### REQUIREMENT
Would you write out the listing verbatim and skip every picture in it?
** start DATA EXCERPTS **
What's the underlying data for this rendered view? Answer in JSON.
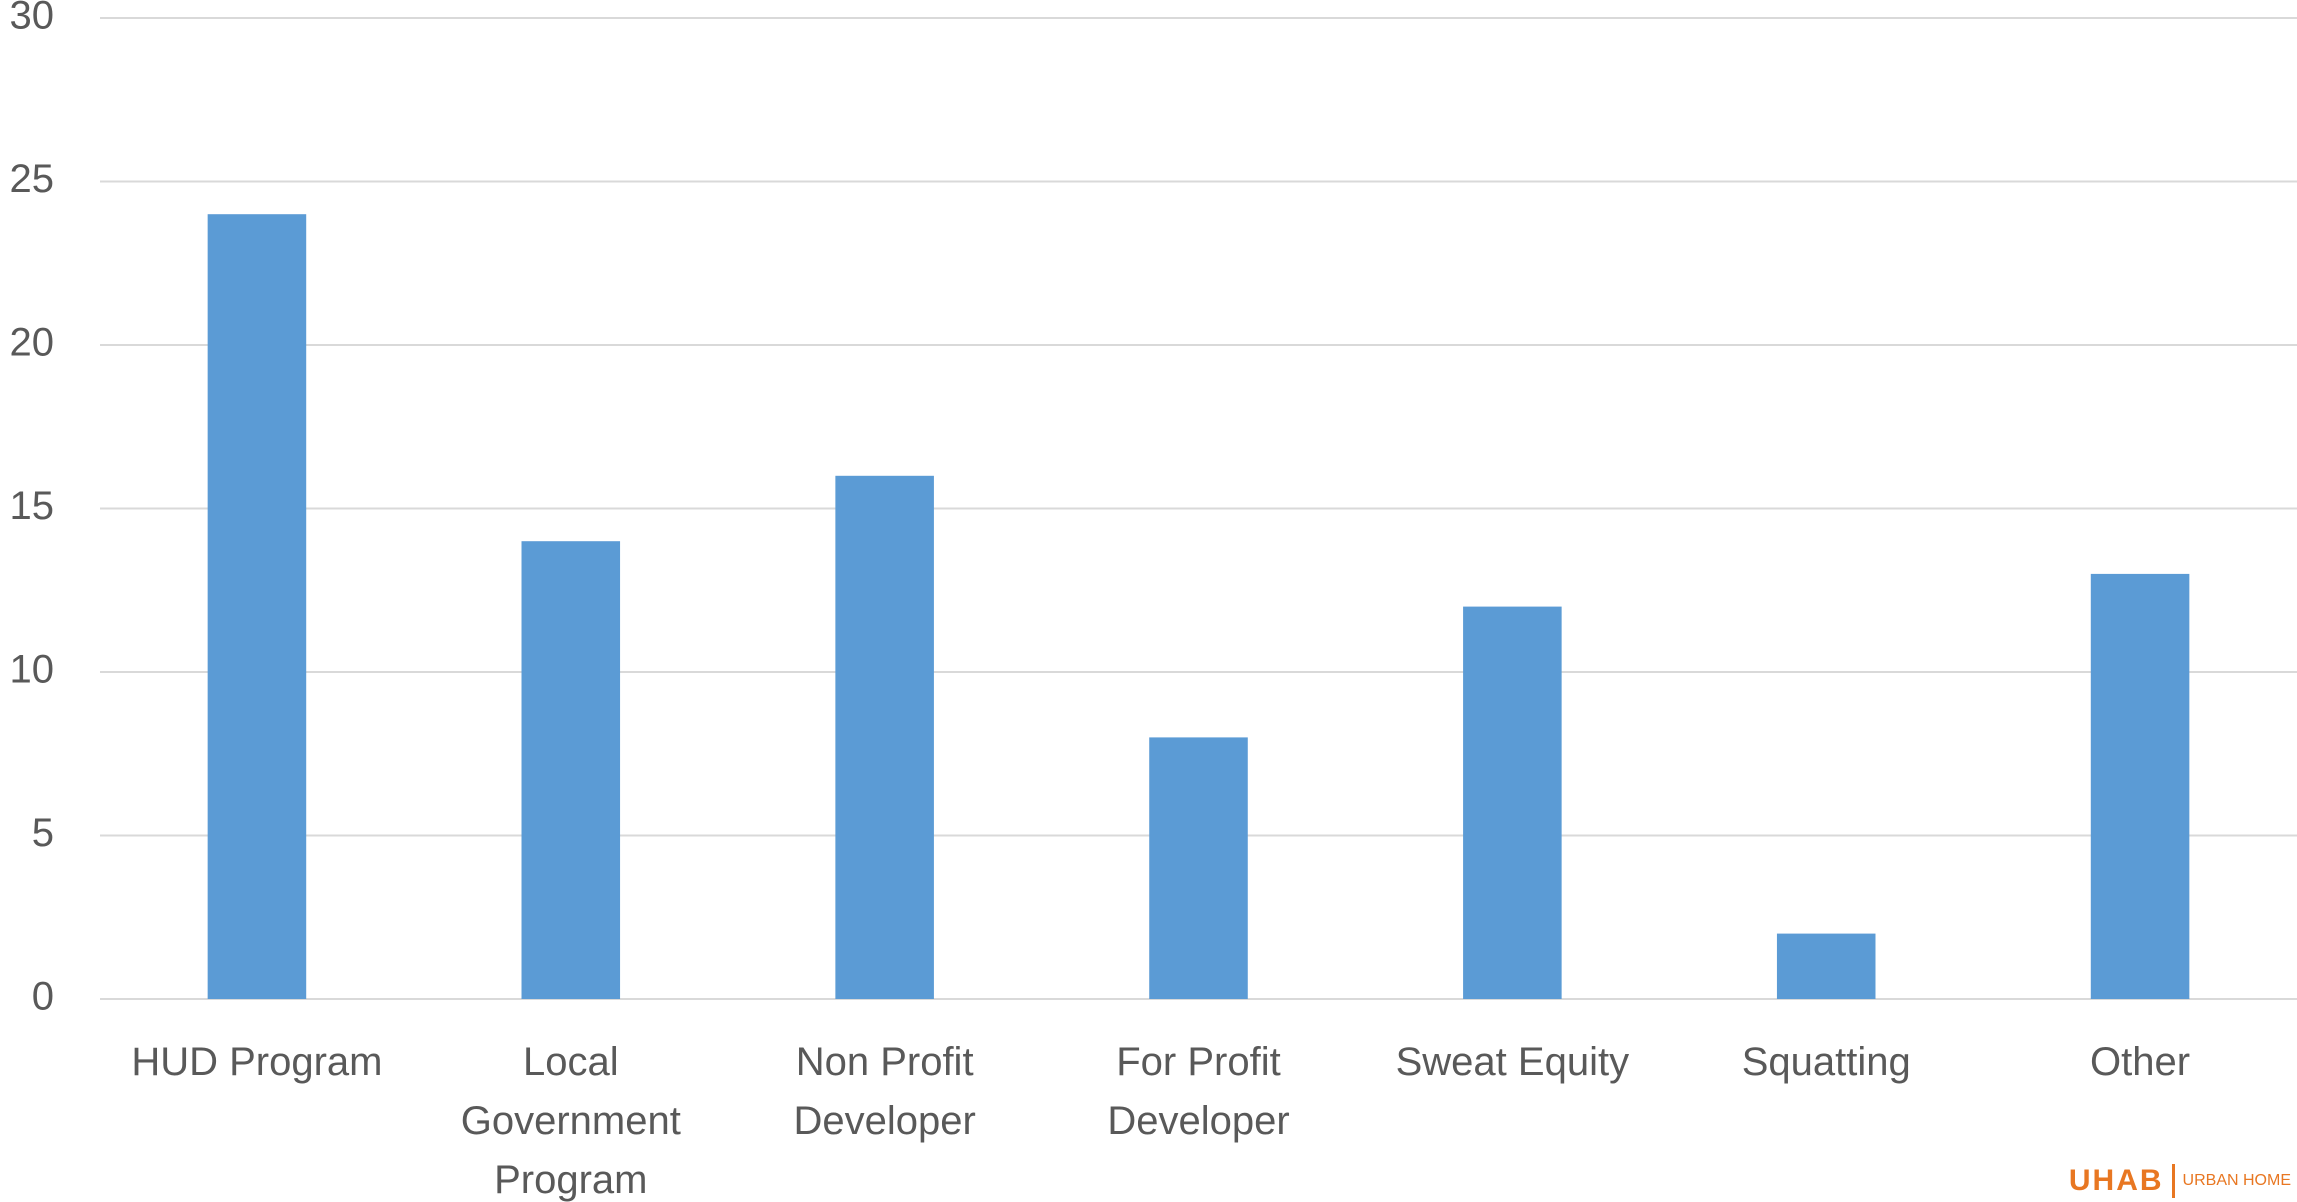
{
  "chart_data": {
    "type": "bar",
    "categories": [
      "HUD Program",
      "Local Government Program",
      "Non Profit Developer",
      "For Profit Developer",
      "Sweat Equity",
      "Squatting",
      "Other"
    ],
    "values": [
      24,
      14,
      16,
      8,
      12,
      2,
      13
    ],
    "color": "#5b9bd5",
    "ylim": [
      0,
      30
    ],
    "yticks": [
      0,
      5,
      10,
      15,
      20,
      25,
      30
    ],
    "grid": true
  },
  "logo": {
    "mark": "UHAB",
    "text": "URBAN HOME"
  }
}
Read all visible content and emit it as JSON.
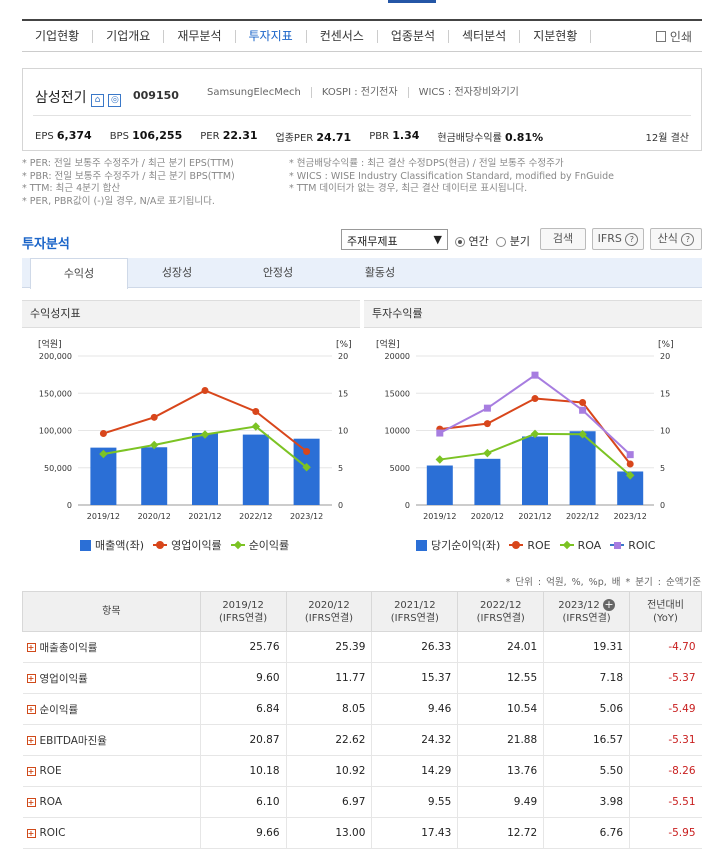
{
  "nav": {
    "tabs": [
      "기업현황",
      "기업개요",
      "재무분석",
      "투자지표",
      "컨센서스",
      "업종분석",
      "섹터분석",
      "지분현황"
    ],
    "active": 3,
    "print": "인쇄"
  },
  "company": {
    "name": "삼성전기",
    "code": "009150",
    "en_name": "SamsungElecMech",
    "market": "KOSPI : 전기전자",
    "wics": "WICS : 전자장비와기기",
    "ratios": [
      {
        "label": "EPS",
        "value": "6,374"
      },
      {
        "label": "BPS",
        "value": "106,255"
      },
      {
        "label": "PER",
        "value": "22.31"
      },
      {
        "label": "업종PER",
        "value": "24.71"
      },
      {
        "label": "PBR",
        "value": "1.34"
      },
      {
        "label": "현금배당수익률",
        "value": "0.81%"
      }
    ],
    "settlement": "12월 결산"
  },
  "notes_left": [
    "* PER: 전일 보통주 수정주가 / 최근 분기 EPS(TTM)",
    "* PBR: 전일 보통주 수정주가 / 최근 분기 BPS(TTM)",
    "* TTM: 최근 4분기 합산",
    "* PER, PBR값이 (-)일 경우, N/A로 표기됩니다."
  ],
  "notes_right": [
    "* 현금배당수익률 : 최근 결산 수정DPS(현금) / 전일 보통주 수정주가",
    "* WICS : WISE Industry Classification Standard, modified by FnGuide",
    "* TTM 데이터가 없는 경우, 최근 결산 데이터로 표시됩니다."
  ],
  "invest": {
    "title": "투자분석",
    "select_value": "주재무제표",
    "radio_annual": "연간",
    "radio_quarter": "분기",
    "search_btn": "검색",
    "ifrs_btn": "IFRS",
    "formula_btn": "산식",
    "subtabs": [
      "수익성",
      "성장성",
      "안정성",
      "활동성"
    ],
    "active_subtab": 0
  },
  "chart_data": [
    {
      "type": "bar",
      "title": "수익성지표",
      "categories": [
        "2019/12",
        "2020/12",
        "2021/12",
        "2022/12",
        "2023/12"
      ],
      "y_left_unit": "[억원]",
      "y_right_unit": "[%]",
      "y_left_ticks": [
        "0",
        "50,000",
        "100,000",
        "150,000",
        "200,000"
      ],
      "y_right_ticks": [
        "0",
        "5",
        "10",
        "15",
        "20"
      ],
      "ylim_left": [
        0,
        200000
      ],
      "ylim_right": [
        0,
        20
      ],
      "series": [
        {
          "name": "매출액(좌)",
          "kind": "bar",
          "axis": "left",
          "color": "#2b6fd6",
          "values": [
            77000,
            77500,
            96700,
            94500,
            89000
          ]
        },
        {
          "name": "영업이익률",
          "kind": "line",
          "axis": "right",
          "marker": "circle",
          "color": "#d8461b",
          "values": [
            9.6,
            11.77,
            15.37,
            12.55,
            7.18
          ]
        },
        {
          "name": "순이익률",
          "kind": "line",
          "axis": "right",
          "marker": "diamond",
          "color": "#7cc324",
          "values": [
            6.84,
            8.05,
            9.46,
            10.54,
            5.06
          ]
        }
      ]
    },
    {
      "type": "bar",
      "title": "투자수익률",
      "categories": [
        "2019/12",
        "2020/12",
        "2021/12",
        "2022/12",
        "2023/12"
      ],
      "y_left_unit": "[억원]",
      "y_right_unit": "[%]",
      "y_left_ticks": [
        "0",
        "5000",
        "10000",
        "15000",
        "20000"
      ],
      "y_right_ticks": [
        "0",
        "5",
        "10",
        "15",
        "20"
      ],
      "ylim_left": [
        0,
        20000
      ],
      "ylim_right": [
        0,
        20
      ],
      "series": [
        {
          "name": "당기순이익(좌)",
          "kind": "bar",
          "axis": "left",
          "color": "#2b6fd6",
          "values": [
            5300,
            6200,
            9200,
            9900,
            4500
          ]
        },
        {
          "name": "ROE",
          "kind": "line",
          "axis": "right",
          "marker": "circle",
          "color": "#d8461b",
          "values": [
            10.18,
            10.92,
            14.29,
            13.76,
            5.5
          ]
        },
        {
          "name": "ROA",
          "kind": "line",
          "axis": "right",
          "marker": "diamond",
          "color": "#7cc324",
          "values": [
            6.1,
            6.97,
            9.55,
            9.49,
            3.98
          ]
        },
        {
          "name": "ROIC",
          "kind": "line",
          "axis": "right",
          "marker": "square",
          "color": "#a77de0",
          "values": [
            9.66,
            13.0,
            17.43,
            12.72,
            6.76
          ]
        }
      ]
    }
  ],
  "table": {
    "unit_note": "* 단위 : 억원, %, %p, 배     * 분기 : 순액기준",
    "header_item": "항목",
    "columns": [
      {
        "period": "2019/12",
        "basis": "(IFRS연결)"
      },
      {
        "period": "2020/12",
        "basis": "(IFRS연결)"
      },
      {
        "period": "2021/12",
        "basis": "(IFRS연결)"
      },
      {
        "period": "2022/12",
        "basis": "(IFRS연결)"
      },
      {
        "period": "2023/12",
        "basis": "(IFRS연결)"
      }
    ],
    "yoy_header": "전년대비",
    "yoy_sub": "(YoY)",
    "rows": [
      {
        "label": "매출총이익률",
        "values": [
          "25.76",
          "25.39",
          "26.33",
          "24.01",
          "19.31"
        ],
        "yoy": "-4.70"
      },
      {
        "label": "영업이익률",
        "values": [
          "9.60",
          "11.77",
          "15.37",
          "12.55",
          "7.18"
        ],
        "yoy": "-5.37"
      },
      {
        "label": "순이익률",
        "values": [
          "6.84",
          "8.05",
          "9.46",
          "10.54",
          "5.06"
        ],
        "yoy": "-5.49"
      },
      {
        "label": "EBITDA마진율",
        "values": [
          "20.87",
          "22.62",
          "24.32",
          "21.88",
          "16.57"
        ],
        "yoy": "-5.31"
      },
      {
        "label": "ROE",
        "values": [
          "10.18",
          "10.92",
          "14.29",
          "13.76",
          "5.50"
        ],
        "yoy": "-8.26"
      },
      {
        "label": "ROA",
        "values": [
          "6.10",
          "6.97",
          "9.55",
          "9.49",
          "3.98"
        ],
        "yoy": "-5.51"
      },
      {
        "label": "ROIC",
        "values": [
          "9.66",
          "13.00",
          "17.43",
          "12.72",
          "6.76"
        ],
        "yoy": "-5.95"
      }
    ]
  }
}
** end DATA EXCERPTS **
### RESPONSE TO THIS EXERCISE
What's the underlying data for this rendered view? Answer in JSON.
{
  "chart_data": {
    "type": "bar",
    "categories": [
      "HUD Program",
      "Local Government Program",
      "Non Profit Developer",
      "For Profit Developer",
      "Sweat Equity",
      "Squatting",
      "Other"
    ],
    "values": [
      24,
      14,
      16,
      8,
      12,
      2,
      13
    ],
    "color": "#5b9bd5",
    "ylim": [
      0,
      30
    ],
    "yticks": [
      0,
      5,
      10,
      15,
      20,
      25,
      30
    ],
    "grid": true
  },
  "logo": {
    "mark": "UHAB",
    "text": "URBAN HOME"
  }
}
Read all visible content and emit it as JSON.
{
  "nav": {
    "tabs": [
      "기업현황",
      "기업개요",
      "재무분석",
      "투자지표",
      "컨센서스",
      "업종분석",
      "섹터분석",
      "지분현황"
    ],
    "active": 3,
    "print": "인쇄"
  },
  "company": {
    "name": "삼성전기",
    "code": "009150",
    "en_name": "SamsungElecMech",
    "market": "KOSPI : 전기전자",
    "wics": "WICS : 전자장비와기기",
    "ratios": [
      {
        "label": "EPS",
        "value": "6,374"
      },
      {
        "label": "BPS",
        "value": "106,255"
      },
      {
        "label": "PER",
        "value": "22.31"
      },
      {
        "label": "업종PER",
        "value": "24.71"
      },
      {
        "label": "PBR",
        "value": "1.34"
      },
      {
        "label": "현금배당수익률",
        "value": "0.81%"
      }
    ],
    "settlement": "12월 결산"
  },
  "notes_left": [
    "* PER: 전일 보통주 수정주가 / 최근 분기 EPS(TTM)",
    "* PBR: 전일 보통주 수정주가 / 최근 분기 BPS(TTM)",
    "* TTM: 최근 4분기 합산",
    "* PER, PBR값이 (-)일 경우, N/A로 표기됩니다."
  ],
  "notes_right": [
    "* 현금배당수익률 : 최근 결산 수정DPS(현금) / 전일 보통주 수정주가",
    "* WICS : WISE Industry Classification Standard, modified by FnGuide",
    "* TTM 데이터가 없는 경우, 최근 결산 데이터로 표시됩니다."
  ],
  "invest": {
    "title": "투자분석",
    "select_value": "주재무제표",
    "radio_annual": "연간",
    "radio_quarter": "분기",
    "search_btn": "검색",
    "ifrs_btn": "IFRS",
    "formula_btn": "산식",
    "subtabs": [
      "수익성",
      "성장성",
      "안정성",
      "활동성"
    ],
    "active_subtab": 0
  },
  "chart_data": [
    {
      "type": "bar",
      "title": "수익성지표",
      "categories": [
        "2019/12",
        "2020/12",
        "2021/12",
        "2022/12",
        "2023/12"
      ],
      "y_left_unit": "[억원]",
      "y_right_unit": "[%]",
      "y_left_ticks": [
        "0",
        "50,000",
        "100,000",
        "150,000",
        "200,000"
      ],
      "y_right_ticks": [
        "0",
        "5",
        "10",
        "15",
        "20"
      ],
      "ylim_left": [
        0,
        200000
      ],
      "ylim_right": [
        0,
        20
      ],
      "series": [
        {
          "name": "매출액(좌)",
          "kind": "bar",
          "axis": "left",
          "color": "#2b6fd6",
          "values": [
            77000,
            77500,
            96700,
            94500,
            89000
          ]
        },
        {
          "name": "영업이익률",
          "kind": "line",
          "axis": "right",
          "marker": "circle",
          "color": "#d8461b",
          "values": [
            9.6,
            11.77,
            15.37,
            12.55,
            7.18
          ]
        },
        {
          "name": "순이익률",
          "kind": "line",
          "axis": "right",
          "marker": "diamond",
          "color": "#7cc324",
          "values": [
            6.84,
            8.05,
            9.46,
            10.54,
            5.06
          ]
        }
      ]
    },
    {
      "type": "bar",
      "title": "투자수익률",
      "categories": [
        "2019/12",
        "2020/12",
        "2021/12",
        "2022/12",
        "2023/12"
      ],
      "y_left_unit": "[억원]",
      "y_right_unit": "[%]",
      "y_left_ticks": [
        "0",
        "5000",
        "10000",
        "15000",
        "20000"
      ],
      "y_right_ticks": [
        "0",
        "5",
        "10",
        "15",
        "20"
      ],
      "ylim_left": [
        0,
        20000
      ],
      "ylim_right": [
        0,
        20
      ],
      "series": [
        {
          "name": "당기순이익(좌)",
          "kind": "bar",
          "axis": "left",
          "color": "#2b6fd6",
          "values": [
            5300,
            6200,
            9200,
            9900,
            4500
          ]
        },
        {
          "name": "ROE",
          "kind": "line",
          "axis": "right",
          "marker": "circle",
          "color": "#d8461b",
          "values": [
            10.18,
            10.92,
            14.29,
            13.76,
            5.5
          ]
        },
        {
          "name": "ROA",
          "kind": "line",
          "axis": "right",
          "marker": "diamond",
          "color": "#7cc324",
          "values": [
            6.1,
            6.97,
            9.55,
            9.49,
            3.98
          ]
        },
        {
          "name": "ROIC",
          "kind": "line",
          "axis": "right",
          "marker": "square",
          "color": "#a77de0",
          "values": [
            9.66,
            13.0,
            17.43,
            12.72,
            6.76
          ]
        }
      ]
    }
  ],
  "table": {
    "unit_note": "* 단위 : 억원, %, %p, 배     * 분기 : 순액기준",
    "header_item": "항목",
    "columns": [
      {
        "period": "2019/12",
        "basis": "(IFRS연결)"
      },
      {
        "period": "2020/12",
        "basis": "(IFRS연결)"
      },
      {
        "period": "2021/12",
        "basis": "(IFRS연결)"
      },
      {
        "period": "2022/12",
        "basis": "(IFRS연결)"
      },
      {
        "period": "2023/12",
        "basis": "(IFRS연결)"
      }
    ],
    "yoy_header": "전년대비",
    "yoy_sub": "(YoY)",
    "rows": [
      {
        "label": "매출총이익률",
        "values": [
          "25.76",
          "25.39",
          "26.33",
          "24.01",
          "19.31"
        ],
        "yoy": "-4.70"
      },
      {
        "label": "영업이익률",
        "values": [
          "9.60",
          "11.77",
          "15.37",
          "12.55",
          "7.18"
        ],
        "yoy": "-5.37"
      },
      {
        "label": "순이익률",
        "values": [
          "6.84",
          "8.05",
          "9.46",
          "10.54",
          "5.06"
        ],
        "yoy": "-5.49"
      },
      {
        "label": "EBITDA마진율",
        "values": [
          "20.87",
          "22.62",
          "24.32",
          "21.88",
          "16.57"
        ],
        "yoy": "-5.31"
      },
      {
        "label": "ROE",
        "values": [
          "10.18",
          "10.92",
          "14.29",
          "13.76",
          "5.50"
        ],
        "yoy": "-8.26"
      },
      {
        "label": "ROA",
        "values": [
          "6.10",
          "6.97",
          "9.55",
          "9.49",
          "3.98"
        ],
        "yoy": "-5.51"
      },
      {
        "label": "ROIC",
        "values": [
          "9.66",
          "13.00",
          "17.43",
          "12.72",
          "6.76"
        ],
        "yoy": "-5.95"
      }
    ]
  }
}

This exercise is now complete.